**Work required:** What lines of the data include the string "Unprotected"? Copy them all.

-- START Record set --

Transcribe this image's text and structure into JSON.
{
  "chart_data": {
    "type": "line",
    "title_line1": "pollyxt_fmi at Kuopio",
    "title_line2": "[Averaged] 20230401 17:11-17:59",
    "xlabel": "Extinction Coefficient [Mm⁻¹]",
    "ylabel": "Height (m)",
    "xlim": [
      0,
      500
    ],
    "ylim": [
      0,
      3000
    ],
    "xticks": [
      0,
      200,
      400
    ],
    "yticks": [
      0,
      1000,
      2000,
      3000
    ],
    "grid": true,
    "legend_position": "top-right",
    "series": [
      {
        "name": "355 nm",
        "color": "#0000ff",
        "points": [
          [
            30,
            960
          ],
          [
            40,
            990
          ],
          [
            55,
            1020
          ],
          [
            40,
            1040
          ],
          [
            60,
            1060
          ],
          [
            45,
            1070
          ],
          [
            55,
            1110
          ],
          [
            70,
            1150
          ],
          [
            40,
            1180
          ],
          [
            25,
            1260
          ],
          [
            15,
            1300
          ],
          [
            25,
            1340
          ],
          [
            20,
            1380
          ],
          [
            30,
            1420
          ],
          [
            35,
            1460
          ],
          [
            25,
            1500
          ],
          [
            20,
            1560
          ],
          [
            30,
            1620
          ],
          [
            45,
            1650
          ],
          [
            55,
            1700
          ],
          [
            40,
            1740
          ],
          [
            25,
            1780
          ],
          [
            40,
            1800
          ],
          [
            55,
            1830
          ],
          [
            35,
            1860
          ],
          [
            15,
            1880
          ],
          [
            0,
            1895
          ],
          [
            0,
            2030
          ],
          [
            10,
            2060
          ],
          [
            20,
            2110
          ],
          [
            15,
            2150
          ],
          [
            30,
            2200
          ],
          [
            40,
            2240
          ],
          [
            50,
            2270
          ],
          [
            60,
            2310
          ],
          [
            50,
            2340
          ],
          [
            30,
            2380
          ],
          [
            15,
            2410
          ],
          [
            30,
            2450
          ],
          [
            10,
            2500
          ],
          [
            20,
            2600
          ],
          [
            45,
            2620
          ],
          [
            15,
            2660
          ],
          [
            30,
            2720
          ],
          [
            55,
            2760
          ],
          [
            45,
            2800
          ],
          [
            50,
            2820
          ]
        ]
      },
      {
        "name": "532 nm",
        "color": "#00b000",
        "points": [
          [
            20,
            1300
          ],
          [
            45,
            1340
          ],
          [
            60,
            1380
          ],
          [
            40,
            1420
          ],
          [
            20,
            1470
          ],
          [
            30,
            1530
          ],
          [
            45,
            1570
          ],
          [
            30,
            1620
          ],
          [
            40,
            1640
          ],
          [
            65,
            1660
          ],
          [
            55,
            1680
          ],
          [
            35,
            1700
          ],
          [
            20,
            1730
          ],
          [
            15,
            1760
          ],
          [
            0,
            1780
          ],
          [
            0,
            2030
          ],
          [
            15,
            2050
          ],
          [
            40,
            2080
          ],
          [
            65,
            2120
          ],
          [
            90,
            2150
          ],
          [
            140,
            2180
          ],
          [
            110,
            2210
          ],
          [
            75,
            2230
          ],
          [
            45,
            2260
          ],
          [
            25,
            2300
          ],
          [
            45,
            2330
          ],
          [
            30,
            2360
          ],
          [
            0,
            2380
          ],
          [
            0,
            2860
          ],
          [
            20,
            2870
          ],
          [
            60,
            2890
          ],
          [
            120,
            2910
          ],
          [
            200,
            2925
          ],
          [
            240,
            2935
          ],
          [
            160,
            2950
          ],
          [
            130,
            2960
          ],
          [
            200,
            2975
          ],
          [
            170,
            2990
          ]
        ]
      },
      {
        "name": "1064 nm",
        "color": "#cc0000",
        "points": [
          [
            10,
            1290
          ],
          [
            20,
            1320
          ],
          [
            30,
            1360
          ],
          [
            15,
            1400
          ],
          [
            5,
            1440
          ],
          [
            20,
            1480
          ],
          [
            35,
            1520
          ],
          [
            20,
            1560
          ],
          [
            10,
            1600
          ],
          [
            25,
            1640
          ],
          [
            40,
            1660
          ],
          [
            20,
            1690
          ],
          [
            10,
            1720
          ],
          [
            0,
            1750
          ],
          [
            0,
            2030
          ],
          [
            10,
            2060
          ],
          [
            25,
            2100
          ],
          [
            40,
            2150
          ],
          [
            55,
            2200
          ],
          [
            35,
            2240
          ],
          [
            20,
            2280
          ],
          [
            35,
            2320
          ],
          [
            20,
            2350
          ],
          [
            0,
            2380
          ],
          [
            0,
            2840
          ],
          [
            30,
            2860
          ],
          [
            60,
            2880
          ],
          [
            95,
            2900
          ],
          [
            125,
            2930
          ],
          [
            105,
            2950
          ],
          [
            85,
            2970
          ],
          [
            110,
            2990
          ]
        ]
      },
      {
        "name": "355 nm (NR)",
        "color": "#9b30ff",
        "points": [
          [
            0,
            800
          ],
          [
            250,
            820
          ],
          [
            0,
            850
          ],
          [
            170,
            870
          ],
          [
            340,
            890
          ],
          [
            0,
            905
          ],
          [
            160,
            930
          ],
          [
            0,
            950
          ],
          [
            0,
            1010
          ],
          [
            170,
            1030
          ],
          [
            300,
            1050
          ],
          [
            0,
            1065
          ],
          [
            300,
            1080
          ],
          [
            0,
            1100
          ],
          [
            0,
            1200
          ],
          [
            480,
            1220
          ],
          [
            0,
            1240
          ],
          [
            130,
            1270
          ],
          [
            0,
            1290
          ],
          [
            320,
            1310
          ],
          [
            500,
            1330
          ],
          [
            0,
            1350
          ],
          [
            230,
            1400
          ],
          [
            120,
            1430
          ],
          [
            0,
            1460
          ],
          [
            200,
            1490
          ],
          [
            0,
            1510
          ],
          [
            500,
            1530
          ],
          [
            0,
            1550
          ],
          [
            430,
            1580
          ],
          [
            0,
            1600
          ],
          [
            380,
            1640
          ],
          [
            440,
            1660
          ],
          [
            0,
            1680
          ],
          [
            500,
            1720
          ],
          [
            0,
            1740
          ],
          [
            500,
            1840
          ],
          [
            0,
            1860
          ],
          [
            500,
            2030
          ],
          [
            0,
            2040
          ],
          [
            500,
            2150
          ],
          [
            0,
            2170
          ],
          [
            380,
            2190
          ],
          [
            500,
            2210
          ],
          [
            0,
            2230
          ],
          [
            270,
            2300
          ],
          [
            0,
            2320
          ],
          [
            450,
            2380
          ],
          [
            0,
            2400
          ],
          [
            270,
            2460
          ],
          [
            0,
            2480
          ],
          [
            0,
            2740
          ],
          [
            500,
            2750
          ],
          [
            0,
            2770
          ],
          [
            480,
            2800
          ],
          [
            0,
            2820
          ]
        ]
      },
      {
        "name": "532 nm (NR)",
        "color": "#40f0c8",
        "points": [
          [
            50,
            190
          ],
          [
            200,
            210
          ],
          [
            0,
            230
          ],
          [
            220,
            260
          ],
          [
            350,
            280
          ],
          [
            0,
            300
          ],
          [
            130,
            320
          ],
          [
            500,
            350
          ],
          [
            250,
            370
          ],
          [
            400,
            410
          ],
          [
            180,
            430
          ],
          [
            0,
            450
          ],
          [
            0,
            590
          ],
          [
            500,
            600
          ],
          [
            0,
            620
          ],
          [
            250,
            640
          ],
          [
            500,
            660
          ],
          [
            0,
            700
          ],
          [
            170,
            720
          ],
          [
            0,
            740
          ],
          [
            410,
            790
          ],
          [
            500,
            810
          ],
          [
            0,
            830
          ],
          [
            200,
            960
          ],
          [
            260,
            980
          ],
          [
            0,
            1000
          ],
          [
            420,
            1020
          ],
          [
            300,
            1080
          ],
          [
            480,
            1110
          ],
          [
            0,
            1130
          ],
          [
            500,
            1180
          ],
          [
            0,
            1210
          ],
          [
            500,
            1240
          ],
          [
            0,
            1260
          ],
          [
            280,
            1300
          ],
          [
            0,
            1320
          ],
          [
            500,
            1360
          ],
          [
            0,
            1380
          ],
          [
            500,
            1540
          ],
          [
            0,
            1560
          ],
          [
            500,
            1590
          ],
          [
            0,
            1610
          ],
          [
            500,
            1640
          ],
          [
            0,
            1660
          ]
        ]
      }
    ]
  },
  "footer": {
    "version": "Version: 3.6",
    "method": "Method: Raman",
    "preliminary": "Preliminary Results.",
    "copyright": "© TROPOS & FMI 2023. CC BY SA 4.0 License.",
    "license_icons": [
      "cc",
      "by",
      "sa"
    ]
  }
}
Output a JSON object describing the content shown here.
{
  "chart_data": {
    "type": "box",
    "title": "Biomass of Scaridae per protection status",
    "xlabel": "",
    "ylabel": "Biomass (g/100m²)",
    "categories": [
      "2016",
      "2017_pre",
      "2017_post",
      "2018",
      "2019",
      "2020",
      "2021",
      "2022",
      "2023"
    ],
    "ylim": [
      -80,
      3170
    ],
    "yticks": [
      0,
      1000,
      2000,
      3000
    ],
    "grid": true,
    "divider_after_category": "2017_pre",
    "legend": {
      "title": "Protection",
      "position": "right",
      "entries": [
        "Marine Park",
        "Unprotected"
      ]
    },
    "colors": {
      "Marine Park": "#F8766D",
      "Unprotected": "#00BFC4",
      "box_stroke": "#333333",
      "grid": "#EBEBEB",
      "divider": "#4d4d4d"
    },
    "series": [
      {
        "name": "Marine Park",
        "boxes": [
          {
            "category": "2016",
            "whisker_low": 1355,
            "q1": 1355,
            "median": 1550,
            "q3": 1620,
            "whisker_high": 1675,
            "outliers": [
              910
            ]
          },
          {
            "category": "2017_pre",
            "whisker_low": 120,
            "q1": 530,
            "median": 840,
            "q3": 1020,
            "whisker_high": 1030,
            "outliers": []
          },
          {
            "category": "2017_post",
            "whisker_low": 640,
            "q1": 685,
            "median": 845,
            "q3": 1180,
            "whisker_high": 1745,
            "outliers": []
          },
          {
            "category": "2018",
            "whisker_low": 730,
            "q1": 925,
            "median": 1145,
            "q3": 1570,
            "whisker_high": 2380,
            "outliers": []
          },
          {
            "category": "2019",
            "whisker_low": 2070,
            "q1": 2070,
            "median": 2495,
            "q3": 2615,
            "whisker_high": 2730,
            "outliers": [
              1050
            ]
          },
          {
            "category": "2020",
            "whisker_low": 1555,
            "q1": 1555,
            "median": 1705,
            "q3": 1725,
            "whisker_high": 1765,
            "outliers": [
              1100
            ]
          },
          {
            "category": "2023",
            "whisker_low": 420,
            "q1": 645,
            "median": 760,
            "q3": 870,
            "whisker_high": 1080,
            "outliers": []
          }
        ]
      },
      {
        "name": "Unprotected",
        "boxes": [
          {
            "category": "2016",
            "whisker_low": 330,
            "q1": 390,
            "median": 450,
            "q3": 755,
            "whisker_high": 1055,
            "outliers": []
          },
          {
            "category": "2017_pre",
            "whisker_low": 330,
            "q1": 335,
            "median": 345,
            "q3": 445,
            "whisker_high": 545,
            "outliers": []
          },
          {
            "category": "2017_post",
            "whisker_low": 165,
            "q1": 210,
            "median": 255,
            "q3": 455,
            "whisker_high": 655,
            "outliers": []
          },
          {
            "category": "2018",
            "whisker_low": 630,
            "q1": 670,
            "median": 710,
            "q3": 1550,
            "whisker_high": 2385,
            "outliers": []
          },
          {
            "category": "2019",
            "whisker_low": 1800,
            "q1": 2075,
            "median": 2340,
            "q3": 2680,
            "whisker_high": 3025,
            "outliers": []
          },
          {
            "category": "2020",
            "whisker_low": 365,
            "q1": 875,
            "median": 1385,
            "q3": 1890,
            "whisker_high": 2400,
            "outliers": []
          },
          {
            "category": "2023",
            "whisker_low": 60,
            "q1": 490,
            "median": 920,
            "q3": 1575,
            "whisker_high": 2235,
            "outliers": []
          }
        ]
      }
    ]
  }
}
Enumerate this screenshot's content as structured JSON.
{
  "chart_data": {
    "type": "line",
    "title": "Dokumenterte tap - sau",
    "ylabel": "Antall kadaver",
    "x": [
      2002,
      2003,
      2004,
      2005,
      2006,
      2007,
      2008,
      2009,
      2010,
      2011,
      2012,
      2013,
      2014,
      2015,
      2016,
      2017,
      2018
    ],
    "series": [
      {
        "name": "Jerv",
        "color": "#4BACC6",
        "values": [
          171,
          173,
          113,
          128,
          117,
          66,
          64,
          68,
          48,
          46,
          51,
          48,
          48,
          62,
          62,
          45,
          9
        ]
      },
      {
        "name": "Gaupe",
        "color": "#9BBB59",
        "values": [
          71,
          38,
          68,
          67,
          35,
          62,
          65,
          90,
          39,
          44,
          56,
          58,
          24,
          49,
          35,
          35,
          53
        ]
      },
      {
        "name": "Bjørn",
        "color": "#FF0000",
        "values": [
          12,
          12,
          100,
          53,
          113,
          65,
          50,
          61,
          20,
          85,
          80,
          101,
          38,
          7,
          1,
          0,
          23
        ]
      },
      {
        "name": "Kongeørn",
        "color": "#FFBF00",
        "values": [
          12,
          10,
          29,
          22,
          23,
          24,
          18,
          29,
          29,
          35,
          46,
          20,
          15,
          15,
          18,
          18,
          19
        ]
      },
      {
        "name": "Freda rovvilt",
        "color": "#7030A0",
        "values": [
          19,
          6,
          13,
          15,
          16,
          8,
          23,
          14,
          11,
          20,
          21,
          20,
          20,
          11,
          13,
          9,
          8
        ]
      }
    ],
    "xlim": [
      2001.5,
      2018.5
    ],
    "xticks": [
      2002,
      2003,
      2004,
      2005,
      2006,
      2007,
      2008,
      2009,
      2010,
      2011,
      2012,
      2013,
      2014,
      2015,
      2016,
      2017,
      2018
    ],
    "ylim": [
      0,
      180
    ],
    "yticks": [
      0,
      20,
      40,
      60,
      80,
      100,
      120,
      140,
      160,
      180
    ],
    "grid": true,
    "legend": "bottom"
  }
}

-- END Record set --

**Answer to this problem:**
        "Unprotected"
      "Unprotected": "#00BFC4",
        "name": "Unprotected",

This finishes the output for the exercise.